- [Supplied records]:
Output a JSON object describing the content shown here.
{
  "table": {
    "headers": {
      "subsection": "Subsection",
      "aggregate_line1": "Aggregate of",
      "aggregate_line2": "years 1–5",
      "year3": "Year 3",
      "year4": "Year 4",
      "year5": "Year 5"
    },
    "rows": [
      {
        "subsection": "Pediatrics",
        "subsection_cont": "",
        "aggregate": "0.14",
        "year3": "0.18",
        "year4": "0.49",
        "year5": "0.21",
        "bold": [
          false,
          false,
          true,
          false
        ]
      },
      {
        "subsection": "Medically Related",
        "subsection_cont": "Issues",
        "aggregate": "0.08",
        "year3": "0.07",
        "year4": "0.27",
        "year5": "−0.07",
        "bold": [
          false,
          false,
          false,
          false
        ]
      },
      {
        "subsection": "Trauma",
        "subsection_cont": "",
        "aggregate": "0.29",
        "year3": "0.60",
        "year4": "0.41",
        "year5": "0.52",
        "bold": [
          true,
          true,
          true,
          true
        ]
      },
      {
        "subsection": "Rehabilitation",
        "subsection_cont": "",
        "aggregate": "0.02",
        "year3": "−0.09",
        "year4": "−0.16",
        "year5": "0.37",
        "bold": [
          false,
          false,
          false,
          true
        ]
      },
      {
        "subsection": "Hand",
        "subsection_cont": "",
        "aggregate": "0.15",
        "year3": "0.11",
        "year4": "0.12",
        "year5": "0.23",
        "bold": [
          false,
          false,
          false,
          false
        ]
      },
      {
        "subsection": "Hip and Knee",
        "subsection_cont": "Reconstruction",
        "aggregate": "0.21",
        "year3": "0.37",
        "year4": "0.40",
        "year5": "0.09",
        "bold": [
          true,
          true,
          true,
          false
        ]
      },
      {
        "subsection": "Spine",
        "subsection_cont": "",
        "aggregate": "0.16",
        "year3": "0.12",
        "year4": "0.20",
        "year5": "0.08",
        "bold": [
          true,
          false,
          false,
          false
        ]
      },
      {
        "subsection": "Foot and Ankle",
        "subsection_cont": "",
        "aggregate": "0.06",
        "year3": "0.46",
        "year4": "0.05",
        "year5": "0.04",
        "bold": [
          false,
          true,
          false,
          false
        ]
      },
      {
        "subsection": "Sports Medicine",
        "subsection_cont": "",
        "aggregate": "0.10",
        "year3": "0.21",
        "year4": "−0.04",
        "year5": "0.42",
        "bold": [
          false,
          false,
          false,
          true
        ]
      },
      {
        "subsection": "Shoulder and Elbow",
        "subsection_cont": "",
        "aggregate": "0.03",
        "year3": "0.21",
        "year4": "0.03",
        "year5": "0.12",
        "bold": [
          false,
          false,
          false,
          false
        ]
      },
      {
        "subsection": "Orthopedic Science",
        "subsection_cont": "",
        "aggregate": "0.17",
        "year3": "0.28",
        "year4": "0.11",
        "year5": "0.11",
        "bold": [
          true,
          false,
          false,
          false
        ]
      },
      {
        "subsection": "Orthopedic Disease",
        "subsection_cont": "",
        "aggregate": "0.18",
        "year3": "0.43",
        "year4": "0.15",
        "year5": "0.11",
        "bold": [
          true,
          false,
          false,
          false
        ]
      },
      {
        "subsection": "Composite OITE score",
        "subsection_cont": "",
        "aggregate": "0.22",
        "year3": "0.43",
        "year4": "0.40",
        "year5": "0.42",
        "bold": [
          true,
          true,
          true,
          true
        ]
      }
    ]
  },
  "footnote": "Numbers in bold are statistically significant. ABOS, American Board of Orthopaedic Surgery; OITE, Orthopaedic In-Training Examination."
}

- [What you have to do]: Nothing may be left out: return each entry exactly as it reads.

- [Solution for this problem]:
Output a JSON object describing the content shown here.
{
  "table": {
    "headers": {
      "subsection": "Subsection",
      "aggregate_line1": "Aggregate of",
      "aggregate_line2": "years 1–5",
      "year3": "Year 3",
      "year4": "Year 4",
      "year5": "Year 5"
    },
    "rows": [
      {
        "subsection": "Pediatrics",
        "subsection_cont": "",
        "aggregate": "0.14",
        "year3": "0.18",
        "year4": "0.49",
        "year5": "0.21",
        "bold": [
          false,
          false,
          true,
          false
        ]
      },
      {
        "subsection": "Medically Related",
        "subsection_cont": "Issues",
        "aggregate": "0.08",
        "year3": "0.07",
        "year4": "0.27",
        "year5": "−0.07",
        "bold": [
          false,
          false,
          false,
          false
        ]
      },
      {
        "subsection": "Trauma",
        "subsection_cont": "",
        "aggregate": "0.29",
        "year3": "0.60",
        "year4": "0.41",
        "year5": "0.52",
        "bold": [
          true,
          true,
          true,
          true
        ]
      },
      {
        "subsection": "Rehabilitation",
        "subsection_cont": "",
        "aggregate": "0.02",
        "year3": "−0.09",
        "year4": "−0.16",
        "year5": "0.37",
        "bold": [
          false,
          false,
          false,
          true
        ]
      },
      {
        "subsection": "Hand",
        "subsection_cont": "",
        "aggregate": "0.15",
        "year3": "0.11",
        "year4": "0.12",
        "year5": "0.23",
        "bold": [
          false,
          false,
          false,
          false
        ]
      },
      {
        "subsection": "Hip and Knee",
        "subsection_cont": "Reconstruction",
        "aggregate": "0.21",
        "year3": "0.37",
        "year4": "0.40",
        "year5": "0.09",
        "bold": [
          true,
          true,
          true,
          false
        ]
      },
      {
        "subsection": "Spine",
        "subsection_cont": "",
        "aggregate": "0.16",
        "year3": "0.12",
        "year4": "0.20",
        "year5": "0.08",
        "bold": [
          true,
          false,
          false,
          false
        ]
      },
      {
        "subsection": "Foot and Ankle",
        "subsection_cont": "",
        "aggregate": "0.06",
        "year3": "0.46",
        "year4": "0.05",
        "year5": "0.04",
        "bold": [
          false,
          true,
          false,
          false
        ]
      },
      {
        "subsection": "Sports Medicine",
        "subsection_cont": "",
        "aggregate": "0.10",
        "year3": "0.21",
        "year4": "−0.04",
        "year5": "0.42",
        "bold": [
          false,
          false,
          false,
          true
        ]
      },
      {
        "subsection": "Shoulder and Elbow",
        "subsection_cont": "",
        "aggregate": "0.03",
        "year3": "0.21",
        "year4": "0.03",
        "year5": "0.12",
        "bold": [
          false,
          false,
          false,
          false
        ]
      },
      {
        "subsection": "Orthopedic Science",
        "subsection_cont": "",
        "aggregate": "0.17",
        "year3": "0.28",
        "year4": "0.11",
        "year5": "0.11",
        "bold": [
          true,
          false,
          false,
          false
        ]
      },
      {
        "subsection": "Orthopedic Disease",
        "subsection_cont": "",
        "aggregate": "0.18",
        "year3": "0.43",
        "year4": "0.15",
        "year5": "0.11",
        "bold": [
          true,
          false,
          false,
          false
        ]
      },
      {
        "subsection": "Composite OITE score",
        "subsection_cont": "",
        "aggregate": "0.22",
        "year3": "0.43",
        "year4": "0.40",
        "year5": "0.42",
        "bold": [
          true,
          true,
          true,
          true
        ]
      }
    ]
  },
  "footnote": "Numbers in bold are statistically significant. ABOS, American Board of Orthopaedic Surgery; OITE, Orthopaedic In-Training Examination."
}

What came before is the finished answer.